▶ [PROBLEM] Look through the lines below and extract each one that contains "JSON".

======== SUPPLIED INFORMATION

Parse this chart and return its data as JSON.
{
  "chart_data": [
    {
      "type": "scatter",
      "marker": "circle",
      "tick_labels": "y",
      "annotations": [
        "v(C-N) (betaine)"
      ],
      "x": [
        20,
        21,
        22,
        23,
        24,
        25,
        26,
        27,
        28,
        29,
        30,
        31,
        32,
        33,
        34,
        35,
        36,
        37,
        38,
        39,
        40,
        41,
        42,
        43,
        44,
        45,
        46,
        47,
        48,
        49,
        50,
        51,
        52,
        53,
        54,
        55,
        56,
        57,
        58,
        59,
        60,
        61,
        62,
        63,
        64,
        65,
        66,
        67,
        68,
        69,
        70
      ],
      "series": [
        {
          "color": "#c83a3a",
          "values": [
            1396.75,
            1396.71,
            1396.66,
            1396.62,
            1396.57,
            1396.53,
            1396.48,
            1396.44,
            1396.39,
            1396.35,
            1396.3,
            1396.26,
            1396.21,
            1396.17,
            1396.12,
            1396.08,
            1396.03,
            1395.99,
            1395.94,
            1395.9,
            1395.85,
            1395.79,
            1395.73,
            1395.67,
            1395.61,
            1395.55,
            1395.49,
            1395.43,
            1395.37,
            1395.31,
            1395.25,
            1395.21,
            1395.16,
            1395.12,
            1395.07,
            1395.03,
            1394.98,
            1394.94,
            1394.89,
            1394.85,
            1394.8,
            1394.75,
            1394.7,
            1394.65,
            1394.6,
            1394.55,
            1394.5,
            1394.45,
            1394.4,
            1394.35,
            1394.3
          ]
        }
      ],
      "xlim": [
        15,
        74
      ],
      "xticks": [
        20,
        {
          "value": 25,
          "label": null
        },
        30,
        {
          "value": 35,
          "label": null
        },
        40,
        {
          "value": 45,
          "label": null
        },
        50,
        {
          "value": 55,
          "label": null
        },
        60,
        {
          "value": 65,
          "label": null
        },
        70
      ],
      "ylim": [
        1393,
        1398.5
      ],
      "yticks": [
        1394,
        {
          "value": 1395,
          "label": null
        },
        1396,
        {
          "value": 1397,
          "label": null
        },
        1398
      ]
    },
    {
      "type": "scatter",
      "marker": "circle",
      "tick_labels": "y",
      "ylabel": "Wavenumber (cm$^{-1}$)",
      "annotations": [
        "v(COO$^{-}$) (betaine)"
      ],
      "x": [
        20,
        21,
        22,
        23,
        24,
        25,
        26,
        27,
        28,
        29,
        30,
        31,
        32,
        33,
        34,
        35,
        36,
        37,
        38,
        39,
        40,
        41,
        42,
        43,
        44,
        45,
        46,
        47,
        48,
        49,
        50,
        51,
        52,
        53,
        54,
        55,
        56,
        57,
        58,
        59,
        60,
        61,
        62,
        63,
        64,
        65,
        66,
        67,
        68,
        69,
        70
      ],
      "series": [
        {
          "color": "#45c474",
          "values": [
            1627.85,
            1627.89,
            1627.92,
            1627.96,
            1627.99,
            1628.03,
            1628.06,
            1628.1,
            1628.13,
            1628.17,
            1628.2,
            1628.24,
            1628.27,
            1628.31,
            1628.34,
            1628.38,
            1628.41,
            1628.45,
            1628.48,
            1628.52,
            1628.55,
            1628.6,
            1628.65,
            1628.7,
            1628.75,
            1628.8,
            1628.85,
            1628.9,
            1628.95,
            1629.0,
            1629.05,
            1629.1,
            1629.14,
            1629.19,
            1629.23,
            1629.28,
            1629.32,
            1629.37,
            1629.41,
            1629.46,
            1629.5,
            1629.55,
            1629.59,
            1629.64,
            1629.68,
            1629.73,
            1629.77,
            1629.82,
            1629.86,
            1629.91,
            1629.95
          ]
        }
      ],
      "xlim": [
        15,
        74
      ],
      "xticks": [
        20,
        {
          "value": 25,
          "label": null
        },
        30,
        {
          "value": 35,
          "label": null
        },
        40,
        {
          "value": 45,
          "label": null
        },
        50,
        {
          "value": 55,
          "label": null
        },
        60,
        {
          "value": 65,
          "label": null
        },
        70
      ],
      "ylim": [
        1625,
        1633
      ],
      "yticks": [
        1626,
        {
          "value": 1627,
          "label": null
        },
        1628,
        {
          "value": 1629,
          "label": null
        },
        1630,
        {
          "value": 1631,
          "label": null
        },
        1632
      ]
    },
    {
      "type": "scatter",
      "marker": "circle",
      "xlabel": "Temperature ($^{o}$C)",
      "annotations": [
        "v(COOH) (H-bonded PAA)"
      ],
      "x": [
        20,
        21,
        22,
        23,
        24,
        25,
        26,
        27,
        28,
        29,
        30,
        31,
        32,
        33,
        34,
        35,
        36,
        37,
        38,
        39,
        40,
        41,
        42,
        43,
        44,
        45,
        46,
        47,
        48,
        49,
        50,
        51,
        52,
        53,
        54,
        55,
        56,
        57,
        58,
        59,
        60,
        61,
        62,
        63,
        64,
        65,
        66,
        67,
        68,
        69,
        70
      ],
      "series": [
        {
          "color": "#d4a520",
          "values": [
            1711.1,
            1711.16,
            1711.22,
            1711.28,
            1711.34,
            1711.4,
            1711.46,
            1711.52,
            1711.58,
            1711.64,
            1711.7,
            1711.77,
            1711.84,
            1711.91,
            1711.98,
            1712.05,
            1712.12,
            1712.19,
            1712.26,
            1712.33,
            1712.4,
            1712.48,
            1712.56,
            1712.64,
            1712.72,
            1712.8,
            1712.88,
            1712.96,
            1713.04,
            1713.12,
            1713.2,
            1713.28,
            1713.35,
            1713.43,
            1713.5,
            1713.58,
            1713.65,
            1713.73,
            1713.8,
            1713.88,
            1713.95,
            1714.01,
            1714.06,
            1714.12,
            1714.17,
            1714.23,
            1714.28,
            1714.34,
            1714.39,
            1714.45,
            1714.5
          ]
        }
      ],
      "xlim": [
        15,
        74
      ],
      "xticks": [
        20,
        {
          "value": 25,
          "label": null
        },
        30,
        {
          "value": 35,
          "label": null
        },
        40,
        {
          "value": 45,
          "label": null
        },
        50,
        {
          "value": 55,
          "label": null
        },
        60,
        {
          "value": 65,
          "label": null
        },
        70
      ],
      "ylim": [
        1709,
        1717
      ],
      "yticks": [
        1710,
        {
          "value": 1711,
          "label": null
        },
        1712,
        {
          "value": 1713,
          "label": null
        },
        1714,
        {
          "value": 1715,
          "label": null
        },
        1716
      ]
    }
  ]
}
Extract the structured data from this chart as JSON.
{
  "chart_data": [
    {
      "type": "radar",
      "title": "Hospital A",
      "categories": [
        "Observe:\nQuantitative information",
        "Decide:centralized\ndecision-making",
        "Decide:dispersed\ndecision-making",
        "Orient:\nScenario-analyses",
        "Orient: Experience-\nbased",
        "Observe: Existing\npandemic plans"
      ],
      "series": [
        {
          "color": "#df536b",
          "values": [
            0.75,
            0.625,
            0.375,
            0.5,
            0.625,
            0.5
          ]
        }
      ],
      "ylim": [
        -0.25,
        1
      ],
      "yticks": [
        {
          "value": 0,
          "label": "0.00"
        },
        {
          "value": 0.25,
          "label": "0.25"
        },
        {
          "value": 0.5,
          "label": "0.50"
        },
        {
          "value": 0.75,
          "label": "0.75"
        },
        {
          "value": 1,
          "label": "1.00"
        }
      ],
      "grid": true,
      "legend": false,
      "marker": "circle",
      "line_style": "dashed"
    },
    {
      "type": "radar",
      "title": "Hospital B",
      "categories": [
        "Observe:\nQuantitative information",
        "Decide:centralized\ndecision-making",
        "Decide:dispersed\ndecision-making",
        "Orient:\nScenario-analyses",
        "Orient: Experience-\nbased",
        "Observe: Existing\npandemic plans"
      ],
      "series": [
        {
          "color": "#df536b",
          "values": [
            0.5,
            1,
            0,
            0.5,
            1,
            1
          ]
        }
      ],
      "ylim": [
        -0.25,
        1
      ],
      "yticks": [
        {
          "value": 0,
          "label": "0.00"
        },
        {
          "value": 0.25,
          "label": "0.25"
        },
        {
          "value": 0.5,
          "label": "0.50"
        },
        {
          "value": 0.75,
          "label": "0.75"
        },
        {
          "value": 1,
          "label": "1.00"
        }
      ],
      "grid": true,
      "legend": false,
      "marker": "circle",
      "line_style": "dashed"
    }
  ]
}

================

▶ [IN RESPONSE]
Parse this chart and return its data as JSON.
Extract the structured data from this chart as JSON.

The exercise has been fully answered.